MATERIAL TO PROCESS

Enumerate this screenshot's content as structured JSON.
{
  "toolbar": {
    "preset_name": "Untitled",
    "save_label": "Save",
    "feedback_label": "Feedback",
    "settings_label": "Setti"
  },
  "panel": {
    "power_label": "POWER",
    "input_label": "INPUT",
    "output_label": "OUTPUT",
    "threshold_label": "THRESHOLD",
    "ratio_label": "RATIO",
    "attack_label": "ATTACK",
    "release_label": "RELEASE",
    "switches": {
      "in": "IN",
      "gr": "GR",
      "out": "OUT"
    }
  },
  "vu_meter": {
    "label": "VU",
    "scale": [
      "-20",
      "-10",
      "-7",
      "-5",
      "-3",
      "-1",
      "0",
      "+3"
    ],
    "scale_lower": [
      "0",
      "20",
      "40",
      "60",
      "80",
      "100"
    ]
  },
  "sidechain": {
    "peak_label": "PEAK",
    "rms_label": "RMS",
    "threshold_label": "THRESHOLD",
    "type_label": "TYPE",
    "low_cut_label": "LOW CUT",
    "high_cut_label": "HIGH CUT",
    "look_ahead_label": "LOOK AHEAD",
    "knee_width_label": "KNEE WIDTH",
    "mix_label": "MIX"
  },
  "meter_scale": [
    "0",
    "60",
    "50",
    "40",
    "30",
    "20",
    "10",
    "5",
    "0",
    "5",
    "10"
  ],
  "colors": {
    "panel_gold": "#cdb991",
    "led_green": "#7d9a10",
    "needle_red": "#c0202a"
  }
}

CHALLENGE
The records above should be duplicated in full, exactly as given.

COMPLETE ANSWER
Enumerate this screenshot's content as structured JSON.
{
  "toolbar": {
    "preset_name": "Untitled",
    "save_label": "Save",
    "feedback_label": "Feedback",
    "settings_label": "Setti"
  },
  "panel": {
    "power_label": "POWER",
    "input_label": "INPUT",
    "output_label": "OUTPUT",
    "threshold_label": "THRESHOLD",
    "ratio_label": "RATIO",
    "attack_label": "ATTACK",
    "release_label": "RELEASE",
    "switches": {
      "in": "IN",
      "gr": "GR",
      "out": "OUT"
    }
  },
  "vu_meter": {
    "label": "VU",
    "scale": [
      "-20",
      "-10",
      "-7",
      "-5",
      "-3",
      "-1",
      "0",
      "+3"
    ],
    "scale_lower": [
      "0",
      "20",
      "40",
      "60",
      "80",
      "100"
    ]
  },
  "sidechain": {
    "peak_label": "PEAK",
    "rms_label": "RMS",
    "threshold_label": "THRESHOLD",
    "type_label": "TYPE",
    "low_cut_label": "LOW CUT",
    "high_cut_label": "HIGH CUT",
    "look_ahead_label": "LOOK AHEAD",
    "knee_width_label": "KNEE WIDTH",
    "mix_label": "MIX"
  },
  "meter_scale": [
    "0",
    "60",
    "50",
    "40",
    "30",
    "20",
    "10",
    "5",
    "0",
    "5",
    "10"
  ],
  "colors": {
    "panel_gold": "#cdb991",
    "led_green": "#7d9a10",
    "needle_red": "#c0202a"
  }
}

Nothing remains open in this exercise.